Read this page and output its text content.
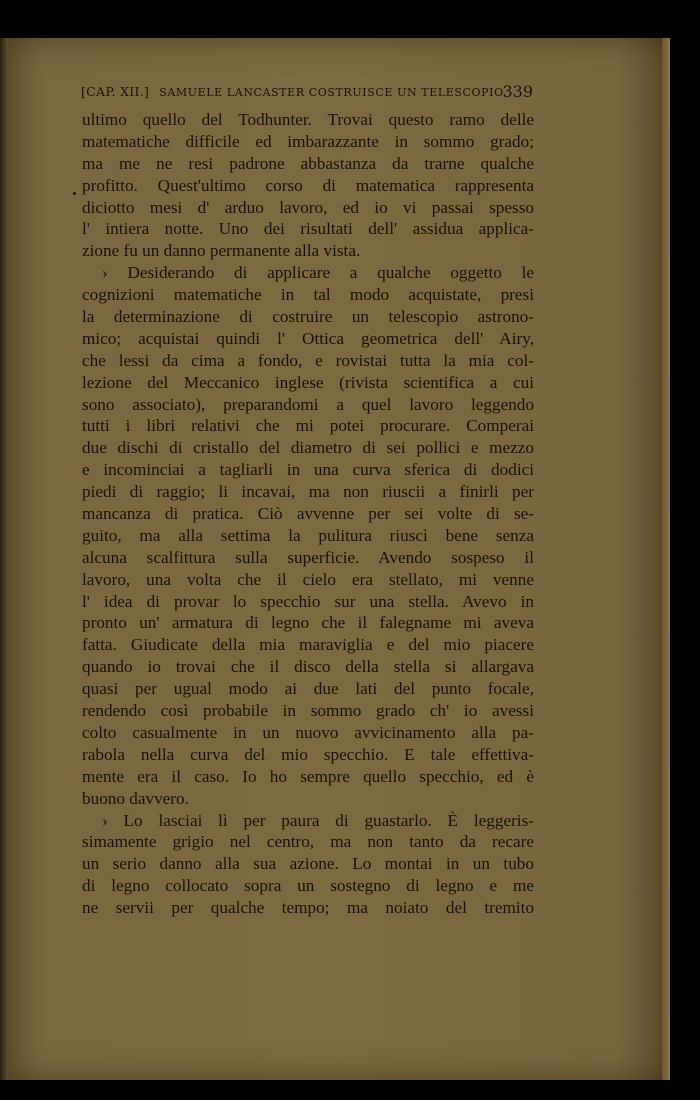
[CAP. XII.] SAMUELE LANCASTER COSTRUISCE UN TELESCOPIO.
339
ultimo quello del Todhunter. Trovai questo ramo delle
matematiche difficile ed imbarazzante in sommo grado;
ma me ne resi padrone abbastanza da trarne qualche
profitto. Quest'ultimo corso di matematica rappresenta
diciotto mesi d' arduo lavoro, ed io vi passai spesso
l' intiera notte. Uno dei risultati dell' assidua applica-
zione fu un danno permanente alla vista.
› Desiderando di applicare a qualche oggetto le
cognizioni matematiche in tal modo acquistate, presi
la determinazione di costruire un telescopio astrono-
mico; acquistai quindi l' Ottica geometrica dell' Airy,
che lessi da cima a fondo, e rovistai tutta la mia col-
lezione del Meccanico inglese (rivista scientifica a cui
sono associato), preparandomi a quel lavoro leggendo
tutti i libri relativi che mi potei procurare. Comperai
due dischi di cristallo del diametro di sei pollici e mezzo
e incominciai a tagliarli in una curva sferica di dodici
piedi di raggio; li incavai, ma non riuscii a finirli per
mancanza di pratica. Ciò avvenne per sei volte di se-
guito, ma alla settima la pulitura riuscì bene senza
alcuna scalfittura sulla superficie. Avendo sospeso il
lavoro, una volta che il cielo era stellato, mi venne
l' idea di provar lo specchio sur una stella. Avevo in
pronto un' armatura di legno che il falegname mi aveva
fatta. Giudicate della mia maraviglia e del mio piacere
quando io trovai che il disco della stella si allargava
quasi per ugual modo ai due lati del punto focale,
rendendo così probabile in sommo grado ch' io avessi
colto casualmente in un nuovo avvicinamento alla pa-
rabola nella curva del mio specchio. E tale effettiva-
mente era il caso. Io ho sempre quello specchio, ed è
buono davvero.
› Lo lasciai lì per paura di guastarlo. È leggeris-
simamente grigio nel centro, ma non tanto da recare
un serio danno alla sua azione. Lo montai in un tubo
di legno collocato sopra un sostegno di legno e me
ne servii per qualche tempo; ma noiato del tremito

= = = = = = =

### Exercise
Return every line above in which the string "sommo" occurs.

### Exercise solution
matematiche difficile ed imbarazzante in sommo grado;
rendendo così probabile in sommo grado ch' io avessi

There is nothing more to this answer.